Stored data:
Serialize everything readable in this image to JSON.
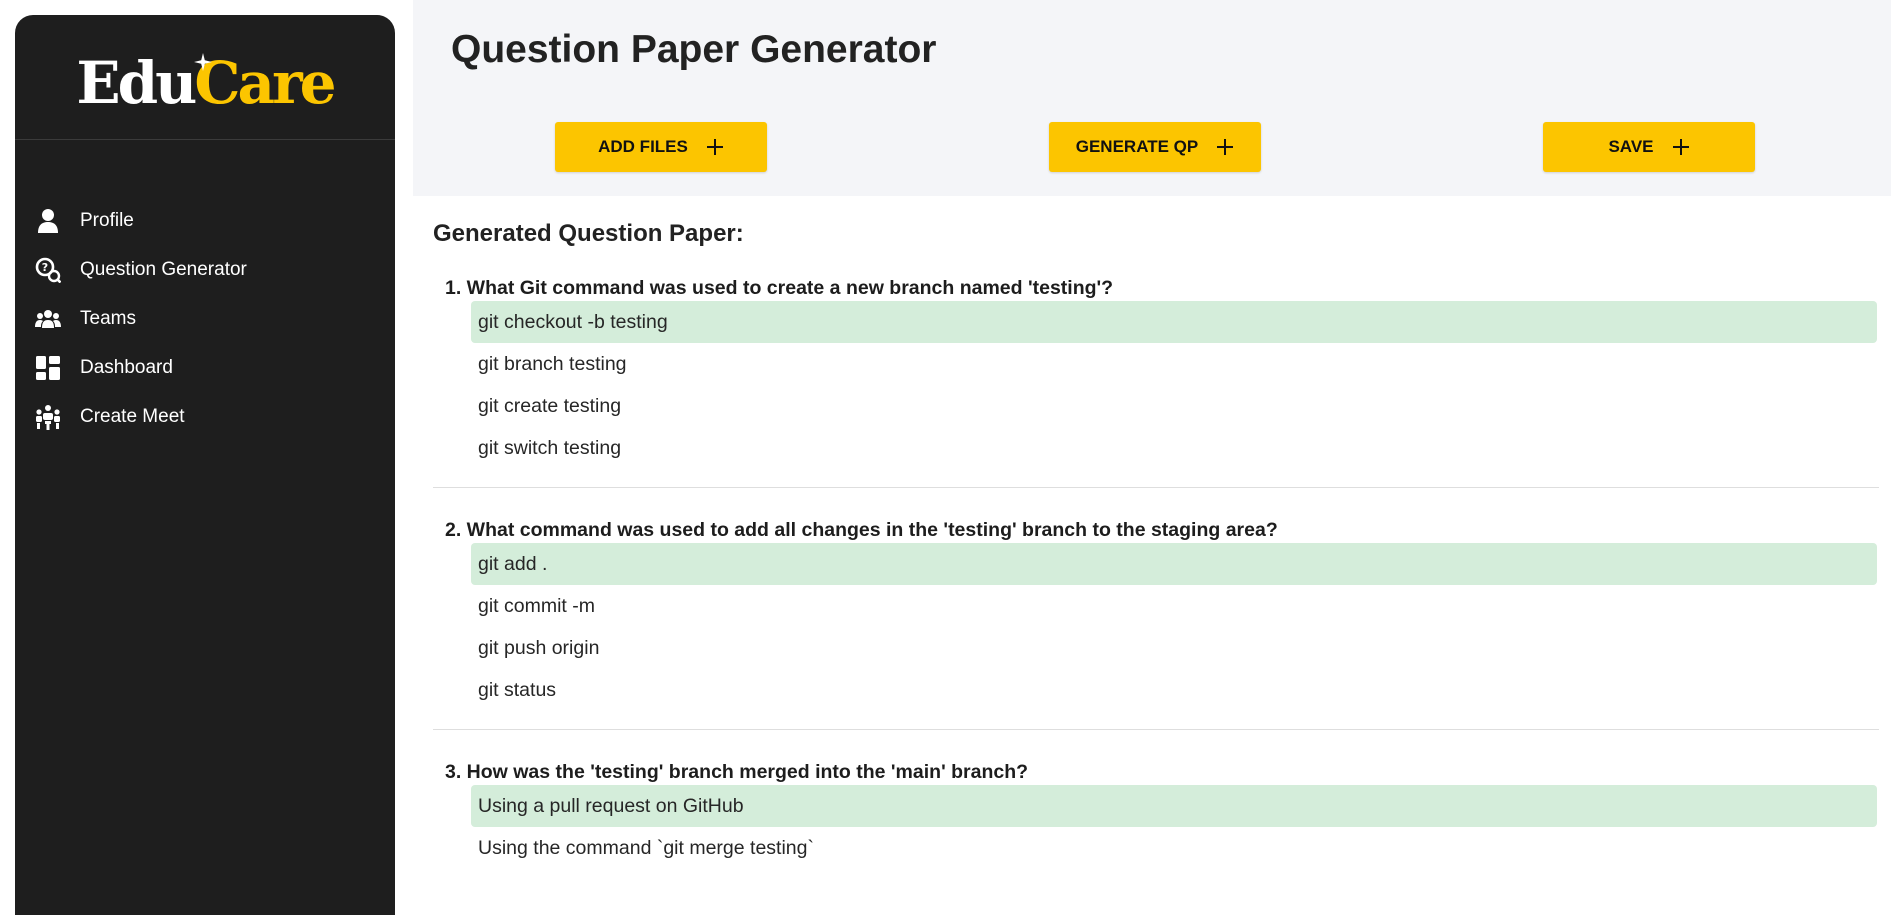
{
  "brand": {
    "part1": "Edu",
    "part2": "Care",
    "accent": "#fcc500"
  },
  "sidebar": {
    "items": [
      {
        "label": "Profile",
        "icon": "user-icon"
      },
      {
        "label": "Question Generator",
        "icon": "question-search-icon"
      },
      {
        "label": "Teams",
        "icon": "team-icon"
      },
      {
        "label": "Dashboard",
        "icon": "dashboard-icon"
      },
      {
        "label": "Create Meet",
        "icon": "meeting-icon"
      }
    ]
  },
  "header": {
    "title": "Question Paper Generator",
    "buttons": {
      "add_files": "ADD FILES",
      "generate_qp": "GENERATE QP",
      "save": "SAVE"
    }
  },
  "content": {
    "section_title": "Generated Question Paper:",
    "questions": [
      {
        "text": "1. What Git command was used to create a new branch named 'testing'?",
        "options": [
          "git checkout -b testing",
          "git branch testing",
          "git create testing",
          "git switch testing"
        ],
        "correct_index": 0
      },
      {
        "text": "2. What command was used to add all changes in the 'testing' branch to the staging area?",
        "options": [
          "git add .",
          "git commit -m",
          "git push origin",
          "git status"
        ],
        "correct_index": 0
      },
      {
        "text": "3. How was the 'testing' branch merged into the 'main' branch?",
        "options": [
          "Using a pull request on GitHub",
          "Using the command `git merge testing`"
        ],
        "correct_index": 0
      }
    ]
  },
  "colors": {
    "sidebar_bg": "#1e1e1e",
    "header_bg": "#f4f5f8",
    "button_bg": "#fcc500",
    "correct_bg": "#d4edda"
  }
}
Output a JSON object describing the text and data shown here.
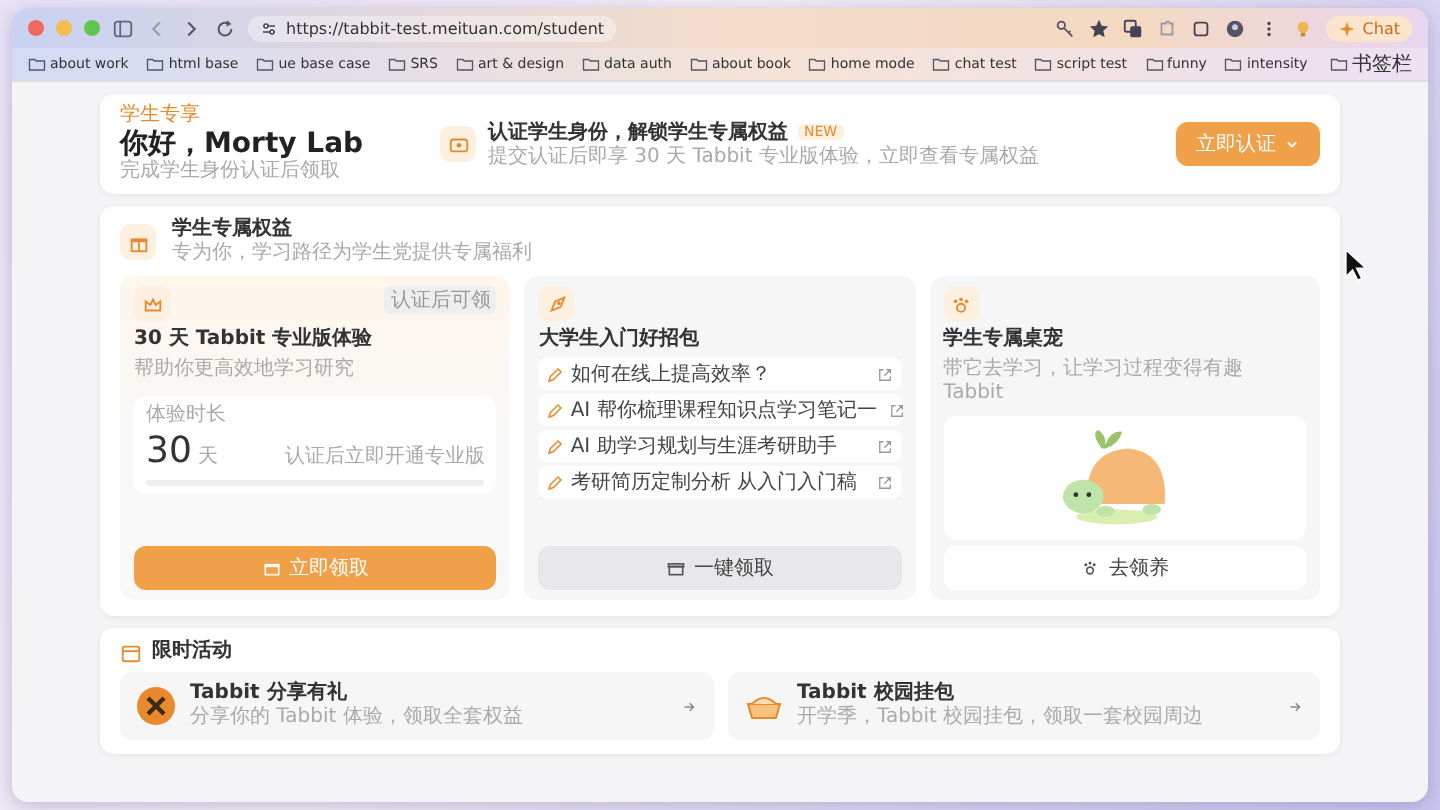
{
  "browser": {
    "url": "https://tabbit-test.meituan.com/student",
    "chat_button": "Chat",
    "bookmarks": [
      "about work",
      "html base",
      "ue base case",
      "SRS",
      "art & design",
      "data auth",
      "about book",
      "home mode",
      "chat test",
      "script test",
      "funny",
      "intensity",
      "书签栏"
    ]
  },
  "header": {
    "eyebrow": "学生专享",
    "greeting": "你好，Morty Lab",
    "subtitle": "完成学生身份认证后领取",
    "verify_title": "认证学生身份，解锁学生专属权益",
    "verify_badge": "NEW",
    "verify_text": "提交认证后即享 30 天 Tabbit 专业版体验，立即查看专属权益",
    "button": "立即认证"
  },
  "benefits": {
    "title": "学生专属权益",
    "subtitle": "专为你，学习路径为学生党提供专属福利",
    "cards": [
      {
        "kind": "trial",
        "title": "30 天 Tabbit 专业版体验",
        "text": "帮助你更高效地学习研究",
        "badge": "认证后可领",
        "counter_label": "体验时长",
        "counter_value": "30",
        "counter_unit": "天",
        "counter_note": "认证后立即开通专业版",
        "button": "立即领取"
      },
      {
        "kind": "pack",
        "title": "大学生入门好招包",
        "links": [
          "如何在线上提高效率？",
          "AI 帮你梳理课程知识点学习笔记一",
          "AI 助学习规划与生涯考研助手",
          "考研简历定制分析 从入门入门稿"
        ],
        "button": "一键领取"
      },
      {
        "kind": "pet",
        "title": "学生专属桌宠",
        "text": "带它去学习，让学习过程变得有趣 Tabbit",
        "button": "去领养"
      }
    ]
  },
  "events": {
    "title": "限时活动",
    "items": [
      {
        "kind": "share",
        "title": "Tabbit 分享有礼",
        "text": "分享你的 Tabbit 体验，领取全套权益"
      },
      {
        "kind": "campus",
        "title": "Tabbit 校园挂包",
        "text": "开学季，Tabbit 校园挂包，领取一套校园周边"
      }
    ]
  }
}
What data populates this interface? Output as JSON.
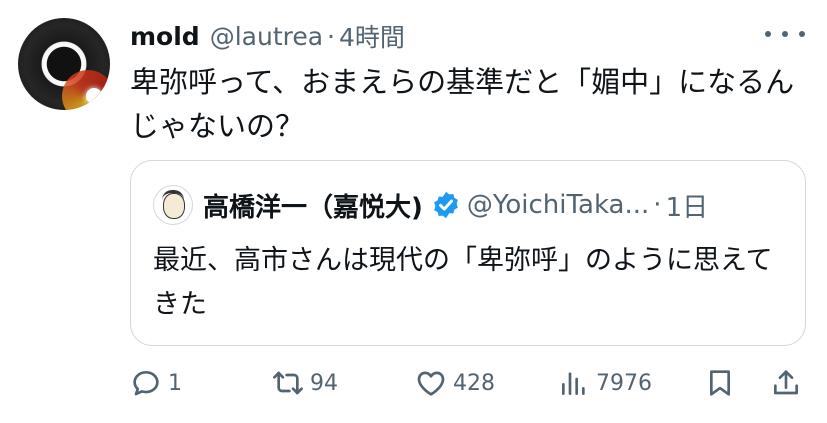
{
  "tweet": {
    "author_name": "mold",
    "author_handle": "@lautrea",
    "separator": "·",
    "time": "4時間",
    "text": "卑弥呼って、おまえらの基準だと「媚中」になるんじゃないの？"
  },
  "quote": {
    "author_name": "高橋洋一（嘉悦大)",
    "author_handle": "@YoichiTaka...",
    "separator": "·",
    "time": "1日",
    "text": "最近、高市さんは現代の「卑弥呼」のように思えてきた",
    "verified_color": "#1d9bf0"
  },
  "actions": {
    "reply_count": "1",
    "retweet_count": "94",
    "like_count": "428",
    "views_count": "7976"
  },
  "icons": {
    "more": "more-icon",
    "reply": "reply-icon",
    "retweet": "retweet-icon",
    "like": "heart-icon",
    "views": "views-icon",
    "bookmark": "bookmark-icon",
    "share": "share-icon",
    "verified": "verified-badge-icon"
  },
  "colors": {
    "text": "#0f1419",
    "secondary": "#536471",
    "border": "#cfd9de",
    "verified": "#1d9bf0"
  }
}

#### Your goal:
Looking at the records above, extract only the lines from the one with "What data populates" through the last line, exactly, with the pictures left out.

#### Expected output:
What data populates this interface? Output as JSON.
{
  "tweet": {
    "author_name": "mold",
    "author_handle": "@lautrea",
    "separator": "·",
    "time": "4時間",
    "text": "卑弥呼って、おまえらの基準だと「媚中」になるんじゃないの？"
  },
  "quote": {
    "author_name": "高橋洋一（嘉悦大)",
    "author_handle": "@YoichiTaka...",
    "separator": "·",
    "time": "1日",
    "text": "最近、高市さんは現代の「卑弥呼」のように思えてきた",
    "verified_color": "#1d9bf0"
  },
  "actions": {
    "reply_count": "1",
    "retweet_count": "94",
    "like_count": "428",
    "views_count": "7976"
  },
  "icons": {
    "more": "more-icon",
    "reply": "reply-icon",
    "retweet": "retweet-icon",
    "like": "heart-icon",
    "views": "views-icon",
    "bookmark": "bookmark-icon",
    "share": "share-icon",
    "verified": "verified-badge-icon"
  },
  "colors": {
    "text": "#0f1419",
    "secondary": "#536471",
    "border": "#cfd9de",
    "verified": "#1d9bf0"
  }
}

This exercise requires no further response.